Dataset records on visual material:
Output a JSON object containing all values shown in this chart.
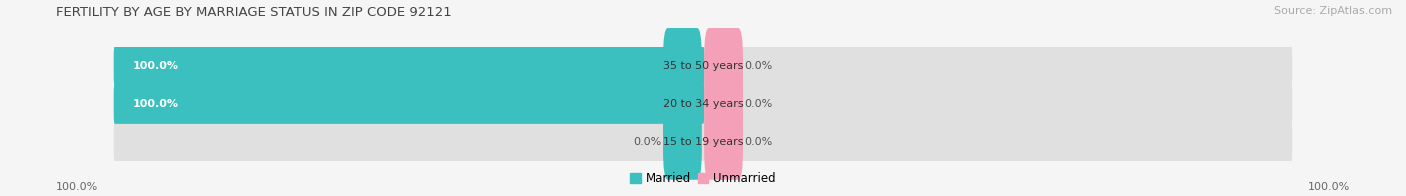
{
  "title": "FERTILITY BY AGE BY MARRIAGE STATUS IN ZIP CODE 92121",
  "source": "Source: ZipAtlas.com",
  "categories": [
    "15 to 19 years",
    "20 to 34 years",
    "35 to 50 years"
  ],
  "married_values": [
    0.0,
    100.0,
    100.0
  ],
  "unmarried_values": [
    0.0,
    0.0,
    0.0
  ],
  "married_color": "#3bbfbf",
  "unmarried_color": "#f4a0b8",
  "bar_bg_color": "#e0e0e0",
  "bar_height": 0.62,
  "title_fontsize": 9.5,
  "source_fontsize": 8,
  "label_fontsize": 8,
  "cat_fontsize": 8,
  "legend_fontsize": 8.5,
  "axis_label_fontsize": 8,
  "background_color": "#f5f5f5",
  "max_value": 100.0,
  "bottom_left_val": "100.0%",
  "bottom_right_val": "100.0%"
}
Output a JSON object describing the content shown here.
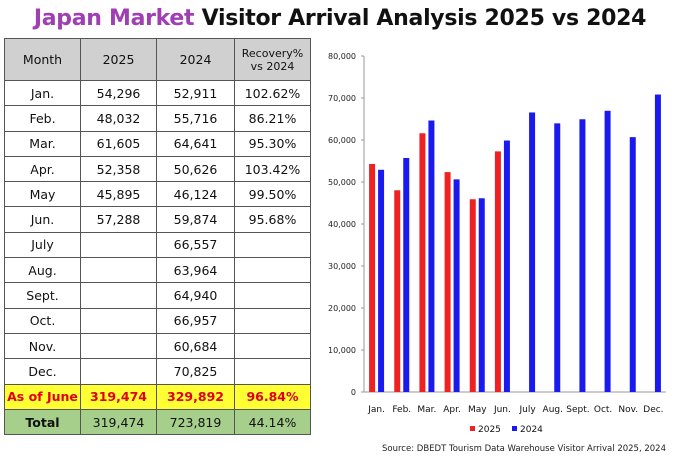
{
  "title": {
    "accent": "Japan Market",
    "rest": " Visitor Arrival Analysis 2025 vs 2024"
  },
  "table": {
    "headers": [
      "Month",
      "2025",
      "2024",
      "Recovery%",
      "vs 2024"
    ],
    "rows": [
      [
        "Jan.",
        "54,296",
        "52,911",
        "102.62%"
      ],
      [
        "Feb.",
        "48,032",
        "55,716",
        "86.21%"
      ],
      [
        "Mar.",
        "61,605",
        "64,641",
        "95.30%"
      ],
      [
        "Apr.",
        "52,358",
        "50,626",
        "103.42%"
      ],
      [
        "May",
        "45,895",
        "46,124",
        "99.50%"
      ],
      [
        "Jun.",
        "57,288",
        "59,874",
        "95.68%"
      ],
      [
        "July",
        "",
        "66,557",
        ""
      ],
      [
        "Aug.",
        "",
        "63,964",
        ""
      ],
      [
        "Sept.",
        "",
        "64,940",
        ""
      ],
      [
        "Oct.",
        "",
        "66,957",
        ""
      ],
      [
        "Nov.",
        "",
        "60,684",
        ""
      ],
      [
        "Dec.",
        "",
        "70,825",
        ""
      ]
    ],
    "as_of": [
      "As of June",
      "319,474",
      "329,892",
      "96.84%"
    ],
    "total": [
      "Total",
      "319,474",
      "723,819",
      "44.14%"
    ]
  },
  "chart_data": {
    "type": "bar",
    "categories": [
      "Jan.",
      "Feb.",
      "Mar.",
      "Apr.",
      "May",
      "Jun.",
      "July",
      "Aug.",
      "Sept.",
      "Oct.",
      "Nov.",
      "Dec."
    ],
    "series": [
      {
        "name": "2025",
        "color": "#ee2222",
        "values": [
          54296,
          48032,
          61605,
          52358,
          45895,
          57288,
          null,
          null,
          null,
          null,
          null,
          null
        ]
      },
      {
        "name": "2024",
        "color": "#1a1aee",
        "values": [
          52911,
          55716,
          64641,
          50626,
          46124,
          59874,
          66557,
          63964,
          64940,
          66957,
          60684,
          70825
        ]
      }
    ],
    "ylim": [
      0,
      80000
    ],
    "yticks": [
      "0",
      "10,000",
      "20,000",
      "30,000",
      "40,000",
      "50,000",
      "60,000",
      "70,000",
      "80,000"
    ],
    "grid": false,
    "legend_position": "bottom"
  },
  "source": "Source: DBEDT Tourism Data Warehouse Visitor Arrival 2025, 2024"
}
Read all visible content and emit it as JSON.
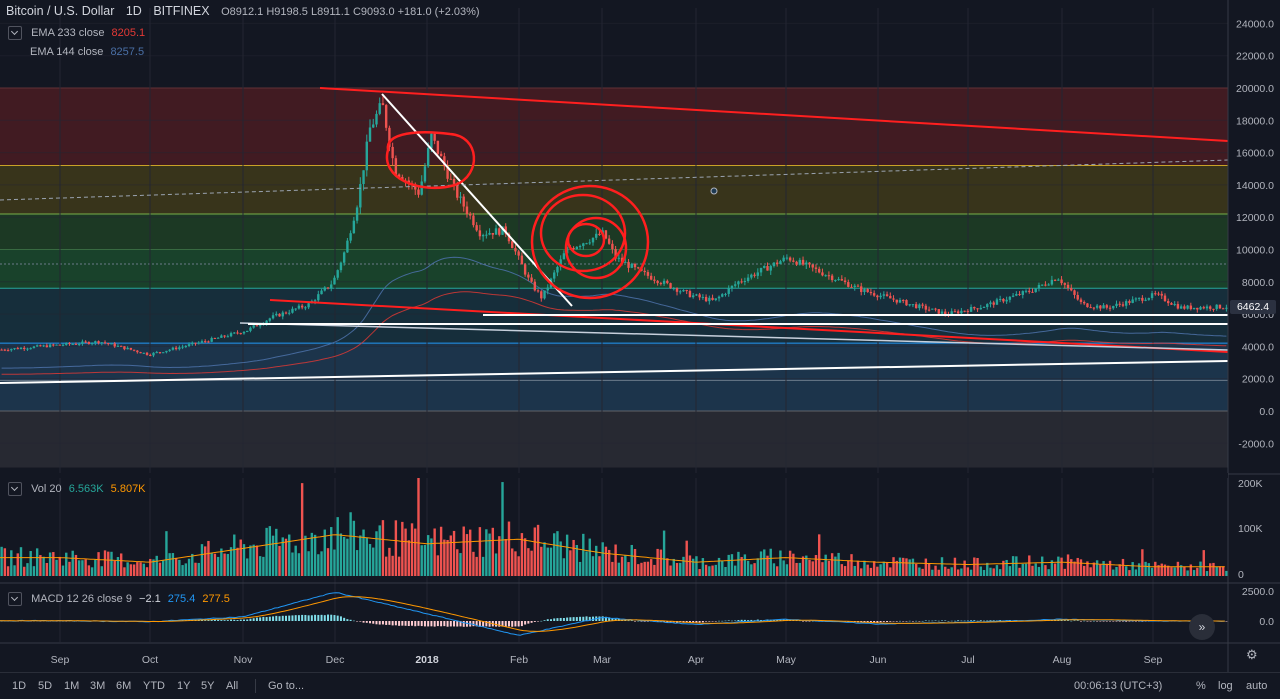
{
  "header": {
    "symbol": "Bitcoin / U.S. Dollar",
    "interval": "1D",
    "exchange": "BITFINEX",
    "ohlc": "O8912.1 H9198.5 L8911.1 C9093.0 +181.0 (+2.03%)"
  },
  "indicators": {
    "ema233": {
      "label": "EMA 233 close",
      "value": "8205.1",
      "color": "#e53935"
    },
    "ema144": {
      "label": "EMA 144 close",
      "value": "8257.5",
      "color": "#4a6fa5"
    },
    "vol": {
      "label": "Vol 20",
      "v1": "6.563K",
      "v2": "5.807K"
    },
    "macd": {
      "label": "MACD 12 26 close 9",
      "v1": "−2.1",
      "v2": "275.4",
      "v3": "277.5"
    }
  },
  "last_price": "6462.4",
  "colors": {
    "up": "#26a69a",
    "down": "#ef5350",
    "bg": "#131722",
    "grid": "#232632",
    "trend_red": "#ff1f1f",
    "trend_white": "#ffffff"
  },
  "price_axis": {
    "ticks": [
      "24000.0",
      "22000.0",
      "20000.0",
      "18000.0",
      "16000.0",
      "14000.0",
      "12000.0",
      "10000.0",
      "8000.0",
      "6000.0",
      "4000.0",
      "2000.0",
      "0.0",
      "-2000.0"
    ]
  },
  "vol_axis": {
    "ticks": [
      "200K",
      "100K",
      "0"
    ]
  },
  "macd_axis": {
    "ticks": [
      "2500.0",
      "0.0"
    ]
  },
  "time_axis": {
    "labels": [
      "Sep",
      "Oct",
      "Nov",
      "Dec",
      "2018",
      "Feb",
      "Mar",
      "Apr",
      "May",
      "Jun",
      "Jul",
      "Aug",
      "Sep"
    ]
  },
  "bottom_bar": {
    "timeframes": [
      "1D",
      "5D",
      "1M",
      "3M",
      "6M",
      "YTD",
      "1Y",
      "5Y",
      "All"
    ],
    "goto": "Go to...",
    "clock": "00:06:13 (UTC+3)",
    "percent": "%",
    "log": "log",
    "auto": "auto"
  },
  "icons": {
    "forward": "fast-forward-icon",
    "settings": "gear-icon",
    "collapse": "chevron-down-icon"
  },
  "chart_data": {
    "type": "candlestick",
    "title": "Bitcoin / U.S. Dollar 1D BITFINEX",
    "ylim": [
      -3500,
      25000
    ],
    "x": [
      "Sep",
      "Oct",
      "Nov",
      "Dec",
      "2018",
      "Feb",
      "Mar",
      "Apr",
      "May",
      "Jun",
      "Jul",
      "Aug",
      "Sep"
    ],
    "close_approx": [
      4500,
      4300,
      6600,
      10500,
      14000,
      9500,
      10800,
      7000,
      9200,
      6500,
      6300,
      7600,
      6462.4
    ],
    "high_approx": [
      4900,
      4500,
      7500,
      19700,
      17200,
      11500,
      11800,
      9000,
      9900,
      7700,
      7400,
      8500,
      7400
    ],
    "low_approx": [
      3000,
      3900,
      5400,
      9800,
      12500,
      6000,
      9000,
      6500,
      8200,
      5800,
      5800,
      6000,
      6100
    ],
    "fib_levels": [
      20000,
      15200,
      12200,
      10000,
      7600,
      4200,
      0
    ],
    "volume_approx": [
      40000,
      30000,
      60000,
      90000,
      70000,
      80000,
      50000,
      30000,
      40000,
      30000,
      25000,
      30000,
      20000
    ],
    "macd_approx": [
      20,
      -60,
      350,
      2400,
      600,
      -1200,
      300,
      -300,
      150,
      -250,
      -100,
      150,
      -2.1
    ],
    "legend_placement": "top-left",
    "grid": true
  }
}
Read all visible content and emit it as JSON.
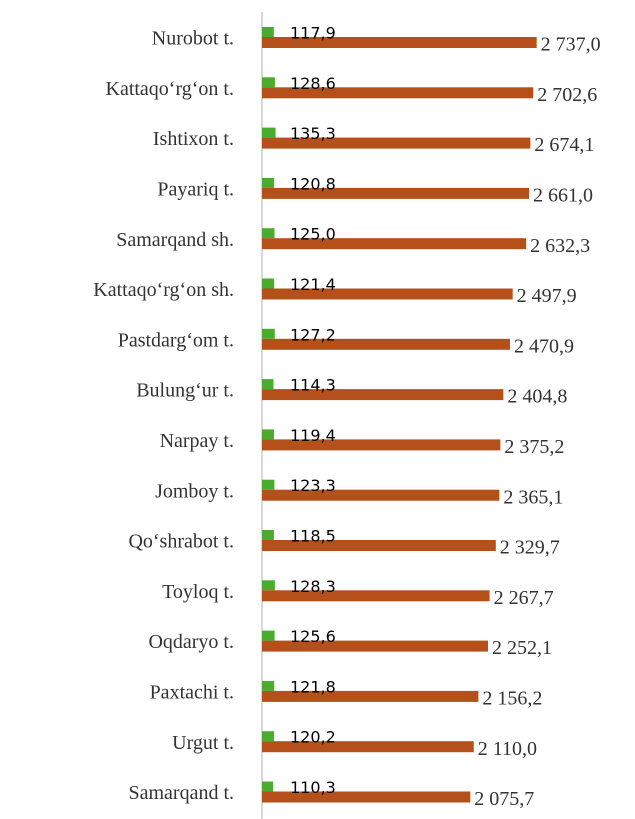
{
  "chart_data": {
    "type": "barh",
    "categories": [
      "Nurobot t.",
      "Kattaqo‘rg‘on t.",
      "Ishtixon t.",
      "Payariq t.",
      "Samarqand sh.",
      "Kattaqo‘rg‘on sh.",
      "Pastdarg‘om t.",
      "Bulung‘ur t.",
      "Narpay t.",
      "Jomboy t.",
      "Qo‘shrabot t.",
      "Toyloq t.",
      "Oqdaryo t.",
      "Paxtachi t.",
      "Urgut t.",
      "Samarqand t."
    ],
    "series": [
      {
        "color": "#4aac2c",
        "values": [
          117.9,
          128.6,
          135.3,
          120.8,
          125.0,
          121.4,
          127.2,
          114.3,
          119.4,
          123.3,
          118.5,
          128.3,
          125.6,
          121.8,
          120.2,
          110.3
        ],
        "value_labels": [
          "117,9",
          "128,6",
          "135,3",
          "120,8",
          "125,0",
          "121,4",
          "127,2",
          "114,3",
          "119,4",
          "123,3",
          "118,5",
          "128,3",
          "125,6",
          "121,8",
          "120,2",
          "110,3"
        ]
      },
      {
        "color": "#b5501b",
        "values": [
          2737.0,
          2702.6,
          2674.1,
          2661.0,
          2632.3,
          2497.9,
          2470.9,
          2404.8,
          2375.2,
          2365.1,
          2329.7,
          2267.7,
          2252.1,
          2156.2,
          2110.0,
          2075.7
        ],
        "value_labels": [
          "2 737,0",
          "2 702,6",
          "2 674,1",
          "2 661,0",
          "2 632,3",
          "2 497,9",
          "2 470,9",
          "2 404,8",
          "2 375,2",
          "2 365,1",
          "2 329,7",
          "2 267,7",
          "2 252,1",
          "2 156,2",
          "2 110,0",
          "2 075,7"
        ]
      }
    ],
    "xlim": [
      0,
      2800
    ]
  }
}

• **Task**:
Find every line that holds "shown" and copy it.

• **Completed exercise**:
Output a JSON object containing all values shown in this chart.
Output a JSON object describing the content shown here.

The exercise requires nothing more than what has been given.